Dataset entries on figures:
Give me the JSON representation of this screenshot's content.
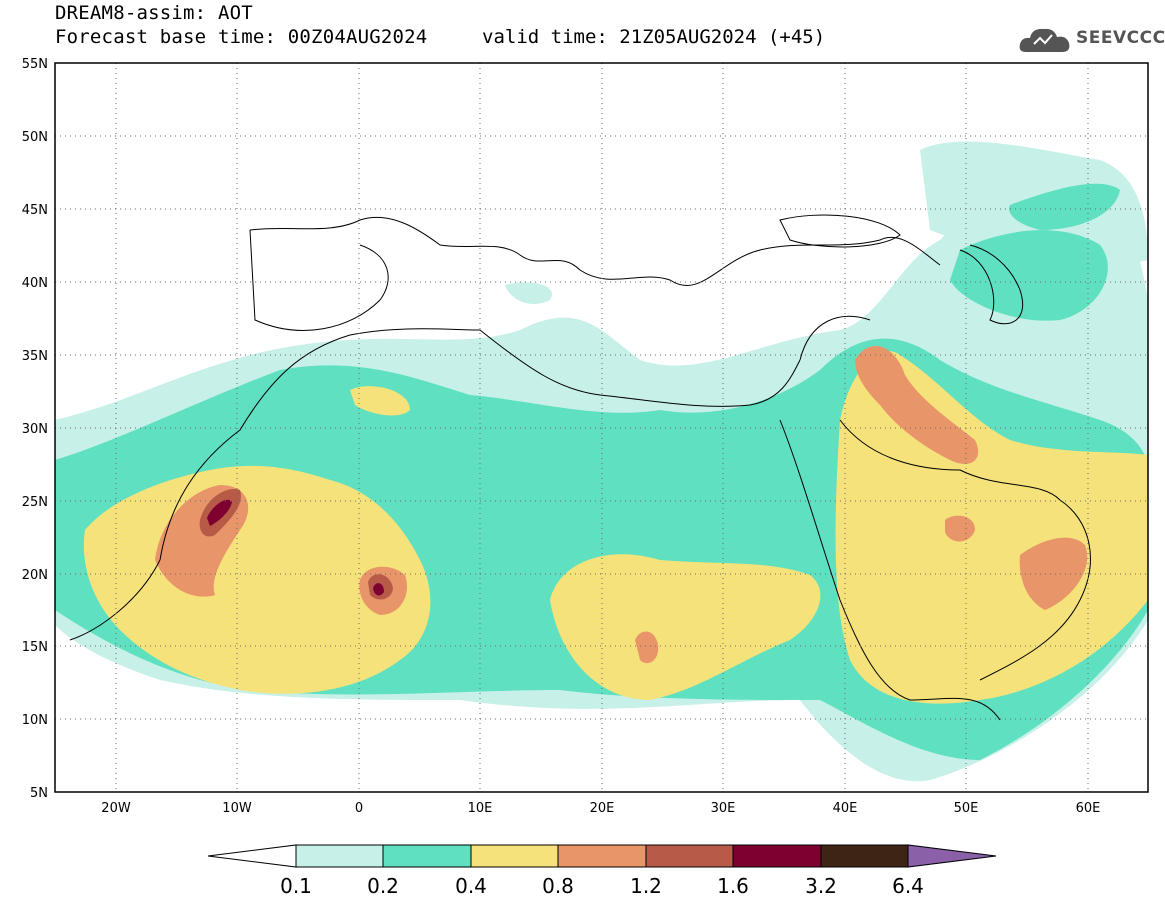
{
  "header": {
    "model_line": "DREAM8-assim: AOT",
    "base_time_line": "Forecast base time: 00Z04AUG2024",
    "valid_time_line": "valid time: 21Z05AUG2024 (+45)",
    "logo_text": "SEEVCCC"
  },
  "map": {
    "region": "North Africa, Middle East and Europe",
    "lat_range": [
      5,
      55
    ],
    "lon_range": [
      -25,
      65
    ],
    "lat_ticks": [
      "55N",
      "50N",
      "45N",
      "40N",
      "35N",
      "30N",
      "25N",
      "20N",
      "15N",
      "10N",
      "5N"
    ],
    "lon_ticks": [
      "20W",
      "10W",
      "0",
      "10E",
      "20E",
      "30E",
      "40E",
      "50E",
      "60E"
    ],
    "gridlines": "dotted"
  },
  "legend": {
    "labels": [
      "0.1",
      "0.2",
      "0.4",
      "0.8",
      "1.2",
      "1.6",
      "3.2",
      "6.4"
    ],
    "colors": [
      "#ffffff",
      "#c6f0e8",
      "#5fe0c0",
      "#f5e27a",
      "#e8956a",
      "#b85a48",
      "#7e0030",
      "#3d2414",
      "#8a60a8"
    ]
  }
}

--

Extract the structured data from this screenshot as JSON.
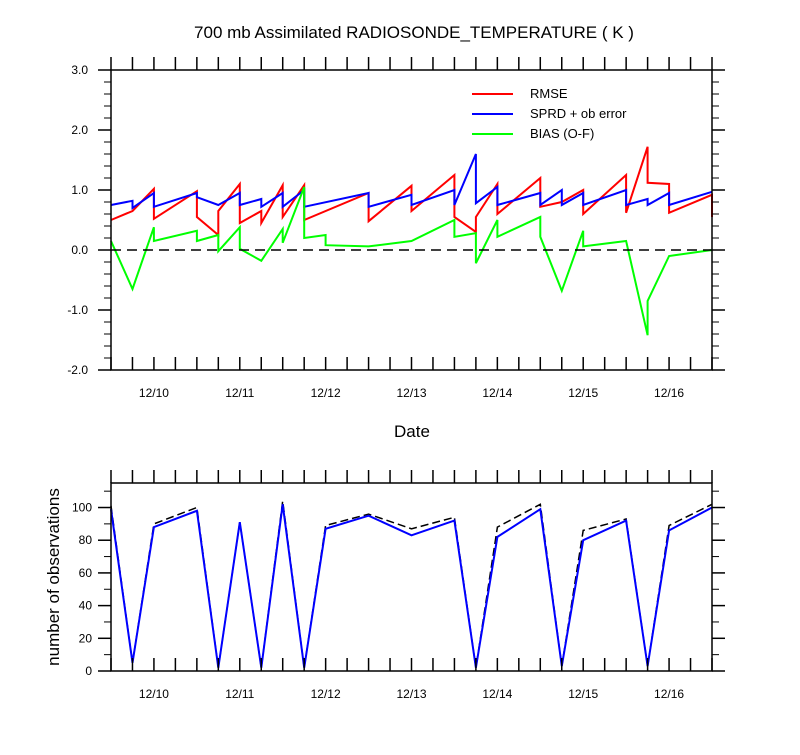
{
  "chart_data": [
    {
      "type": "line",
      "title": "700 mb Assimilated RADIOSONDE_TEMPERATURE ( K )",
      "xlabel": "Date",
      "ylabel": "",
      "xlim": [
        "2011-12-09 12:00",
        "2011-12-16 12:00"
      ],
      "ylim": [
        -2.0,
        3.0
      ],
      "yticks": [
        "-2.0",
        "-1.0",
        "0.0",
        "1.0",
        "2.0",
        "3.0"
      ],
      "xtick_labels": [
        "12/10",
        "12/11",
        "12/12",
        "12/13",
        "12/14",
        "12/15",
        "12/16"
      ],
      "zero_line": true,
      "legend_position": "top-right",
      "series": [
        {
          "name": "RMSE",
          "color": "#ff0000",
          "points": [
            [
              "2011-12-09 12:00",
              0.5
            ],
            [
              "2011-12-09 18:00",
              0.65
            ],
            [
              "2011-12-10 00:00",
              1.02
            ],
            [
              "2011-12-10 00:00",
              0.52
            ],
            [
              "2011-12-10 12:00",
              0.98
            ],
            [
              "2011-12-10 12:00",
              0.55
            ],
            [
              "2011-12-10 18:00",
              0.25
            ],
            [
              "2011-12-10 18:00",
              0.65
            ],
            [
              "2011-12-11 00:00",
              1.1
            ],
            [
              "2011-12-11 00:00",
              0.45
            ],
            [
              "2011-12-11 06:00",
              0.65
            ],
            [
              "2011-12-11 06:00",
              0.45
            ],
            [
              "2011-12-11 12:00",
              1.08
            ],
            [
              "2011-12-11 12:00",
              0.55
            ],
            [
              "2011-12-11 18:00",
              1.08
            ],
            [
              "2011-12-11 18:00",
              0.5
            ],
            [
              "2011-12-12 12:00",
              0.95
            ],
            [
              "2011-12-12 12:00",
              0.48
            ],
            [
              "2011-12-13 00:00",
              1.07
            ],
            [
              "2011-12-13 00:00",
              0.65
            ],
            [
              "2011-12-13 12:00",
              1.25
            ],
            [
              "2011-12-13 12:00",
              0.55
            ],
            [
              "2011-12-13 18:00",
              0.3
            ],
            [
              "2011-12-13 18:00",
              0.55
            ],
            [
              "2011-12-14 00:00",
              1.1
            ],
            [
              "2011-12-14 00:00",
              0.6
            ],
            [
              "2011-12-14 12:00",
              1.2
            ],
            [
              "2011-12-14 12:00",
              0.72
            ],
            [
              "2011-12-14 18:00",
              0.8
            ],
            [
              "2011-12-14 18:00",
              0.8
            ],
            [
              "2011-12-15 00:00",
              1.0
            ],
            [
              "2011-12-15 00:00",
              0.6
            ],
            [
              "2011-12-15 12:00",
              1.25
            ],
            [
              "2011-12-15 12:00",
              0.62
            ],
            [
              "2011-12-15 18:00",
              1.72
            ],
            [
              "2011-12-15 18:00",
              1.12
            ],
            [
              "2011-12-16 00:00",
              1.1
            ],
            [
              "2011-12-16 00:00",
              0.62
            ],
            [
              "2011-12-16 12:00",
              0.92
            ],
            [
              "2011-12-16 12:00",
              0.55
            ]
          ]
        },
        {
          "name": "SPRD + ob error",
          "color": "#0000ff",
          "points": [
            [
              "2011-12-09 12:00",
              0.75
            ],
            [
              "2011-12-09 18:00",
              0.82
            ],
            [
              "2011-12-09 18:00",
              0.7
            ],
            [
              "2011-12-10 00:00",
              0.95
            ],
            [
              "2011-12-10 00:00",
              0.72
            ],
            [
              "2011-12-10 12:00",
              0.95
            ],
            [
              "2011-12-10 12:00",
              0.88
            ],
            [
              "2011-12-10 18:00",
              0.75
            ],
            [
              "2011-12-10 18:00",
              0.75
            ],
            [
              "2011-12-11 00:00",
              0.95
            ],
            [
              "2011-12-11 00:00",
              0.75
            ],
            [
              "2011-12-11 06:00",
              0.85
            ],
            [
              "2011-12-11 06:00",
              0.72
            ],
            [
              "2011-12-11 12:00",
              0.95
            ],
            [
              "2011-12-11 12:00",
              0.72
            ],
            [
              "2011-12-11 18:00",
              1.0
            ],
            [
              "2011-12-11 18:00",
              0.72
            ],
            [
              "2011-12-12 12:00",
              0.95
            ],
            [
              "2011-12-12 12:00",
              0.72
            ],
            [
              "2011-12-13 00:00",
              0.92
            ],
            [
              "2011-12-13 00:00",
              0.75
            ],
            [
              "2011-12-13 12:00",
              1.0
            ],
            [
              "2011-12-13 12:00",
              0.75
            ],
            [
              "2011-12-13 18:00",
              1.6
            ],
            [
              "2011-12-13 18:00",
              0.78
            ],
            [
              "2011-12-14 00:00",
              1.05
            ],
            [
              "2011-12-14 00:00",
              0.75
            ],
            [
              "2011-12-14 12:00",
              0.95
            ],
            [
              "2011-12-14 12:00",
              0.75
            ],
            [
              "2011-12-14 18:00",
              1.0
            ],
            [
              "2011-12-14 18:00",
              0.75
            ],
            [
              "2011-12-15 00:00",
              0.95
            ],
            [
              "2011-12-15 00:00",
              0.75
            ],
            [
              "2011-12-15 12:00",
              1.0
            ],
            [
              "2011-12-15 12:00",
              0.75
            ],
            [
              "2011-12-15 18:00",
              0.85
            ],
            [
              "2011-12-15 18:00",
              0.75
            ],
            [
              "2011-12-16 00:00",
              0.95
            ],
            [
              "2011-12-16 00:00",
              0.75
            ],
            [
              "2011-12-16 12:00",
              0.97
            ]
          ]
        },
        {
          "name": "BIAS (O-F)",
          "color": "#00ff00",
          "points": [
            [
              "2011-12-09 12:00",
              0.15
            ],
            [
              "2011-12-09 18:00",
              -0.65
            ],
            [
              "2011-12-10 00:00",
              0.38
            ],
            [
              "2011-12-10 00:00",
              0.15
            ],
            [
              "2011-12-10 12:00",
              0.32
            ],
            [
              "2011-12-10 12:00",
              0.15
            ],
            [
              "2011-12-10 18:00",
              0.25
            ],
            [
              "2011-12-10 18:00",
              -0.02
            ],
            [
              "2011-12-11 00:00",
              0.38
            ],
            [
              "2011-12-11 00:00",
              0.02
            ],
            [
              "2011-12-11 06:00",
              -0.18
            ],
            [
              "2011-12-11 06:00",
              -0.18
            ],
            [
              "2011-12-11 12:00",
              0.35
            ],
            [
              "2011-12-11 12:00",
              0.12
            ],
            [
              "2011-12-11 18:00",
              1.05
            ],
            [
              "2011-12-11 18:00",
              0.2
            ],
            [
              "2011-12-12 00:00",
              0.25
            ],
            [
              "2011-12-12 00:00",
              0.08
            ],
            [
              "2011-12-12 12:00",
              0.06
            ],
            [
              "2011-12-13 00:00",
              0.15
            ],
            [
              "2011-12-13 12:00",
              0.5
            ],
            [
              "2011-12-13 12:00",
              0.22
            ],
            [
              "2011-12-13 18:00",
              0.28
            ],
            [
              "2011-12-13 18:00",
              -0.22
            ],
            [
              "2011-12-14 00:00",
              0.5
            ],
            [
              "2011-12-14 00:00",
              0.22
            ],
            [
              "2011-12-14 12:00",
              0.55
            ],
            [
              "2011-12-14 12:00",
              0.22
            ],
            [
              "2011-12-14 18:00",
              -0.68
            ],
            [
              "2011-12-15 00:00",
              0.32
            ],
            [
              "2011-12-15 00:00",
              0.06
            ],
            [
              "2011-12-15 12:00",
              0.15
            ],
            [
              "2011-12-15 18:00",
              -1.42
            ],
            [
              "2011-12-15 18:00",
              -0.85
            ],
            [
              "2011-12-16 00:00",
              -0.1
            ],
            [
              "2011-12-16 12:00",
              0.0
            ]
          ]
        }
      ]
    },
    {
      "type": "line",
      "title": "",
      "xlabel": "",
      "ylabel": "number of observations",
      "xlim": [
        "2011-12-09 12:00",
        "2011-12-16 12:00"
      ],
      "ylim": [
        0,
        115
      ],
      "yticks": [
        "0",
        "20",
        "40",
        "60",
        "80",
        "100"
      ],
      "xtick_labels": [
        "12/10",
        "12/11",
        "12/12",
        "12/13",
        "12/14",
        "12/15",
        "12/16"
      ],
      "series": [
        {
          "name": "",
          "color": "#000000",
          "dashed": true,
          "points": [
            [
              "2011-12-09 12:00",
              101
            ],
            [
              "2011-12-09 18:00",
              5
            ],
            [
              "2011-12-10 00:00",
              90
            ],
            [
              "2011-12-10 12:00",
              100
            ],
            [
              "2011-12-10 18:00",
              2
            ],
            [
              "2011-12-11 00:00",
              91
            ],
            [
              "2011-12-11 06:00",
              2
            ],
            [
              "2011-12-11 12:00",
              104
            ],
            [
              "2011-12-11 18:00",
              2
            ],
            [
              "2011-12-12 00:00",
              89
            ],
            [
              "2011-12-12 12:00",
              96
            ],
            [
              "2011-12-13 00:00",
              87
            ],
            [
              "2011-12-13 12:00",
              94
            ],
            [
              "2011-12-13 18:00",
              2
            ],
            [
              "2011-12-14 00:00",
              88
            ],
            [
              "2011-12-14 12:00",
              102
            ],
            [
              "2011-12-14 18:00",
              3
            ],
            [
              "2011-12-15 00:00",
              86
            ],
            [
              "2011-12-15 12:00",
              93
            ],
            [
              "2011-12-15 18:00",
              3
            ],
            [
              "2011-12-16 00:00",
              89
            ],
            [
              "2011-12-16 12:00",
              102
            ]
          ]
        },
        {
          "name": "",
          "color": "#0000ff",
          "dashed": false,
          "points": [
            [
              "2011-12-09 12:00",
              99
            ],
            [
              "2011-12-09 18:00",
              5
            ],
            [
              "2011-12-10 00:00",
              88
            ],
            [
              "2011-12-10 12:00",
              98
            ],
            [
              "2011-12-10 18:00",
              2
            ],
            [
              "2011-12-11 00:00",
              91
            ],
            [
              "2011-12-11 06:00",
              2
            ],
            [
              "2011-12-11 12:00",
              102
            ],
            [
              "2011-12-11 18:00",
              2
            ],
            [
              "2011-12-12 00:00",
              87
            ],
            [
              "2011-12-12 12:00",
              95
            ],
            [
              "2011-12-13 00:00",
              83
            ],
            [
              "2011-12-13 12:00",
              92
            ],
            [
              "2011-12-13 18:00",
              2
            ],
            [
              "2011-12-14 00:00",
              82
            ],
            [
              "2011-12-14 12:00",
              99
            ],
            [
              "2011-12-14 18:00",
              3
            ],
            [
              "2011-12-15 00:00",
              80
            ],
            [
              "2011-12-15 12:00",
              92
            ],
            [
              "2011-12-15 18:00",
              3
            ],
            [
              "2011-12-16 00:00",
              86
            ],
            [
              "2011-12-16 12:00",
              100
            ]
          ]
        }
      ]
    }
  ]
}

▶ [Task goal]:
Scan the material for lines with the word "screenshot", and copy each line you find.

▶ [Reply]:
Give me the JSON representation of this screenshot's content.
Extract the structured data from this screenshot as JSON.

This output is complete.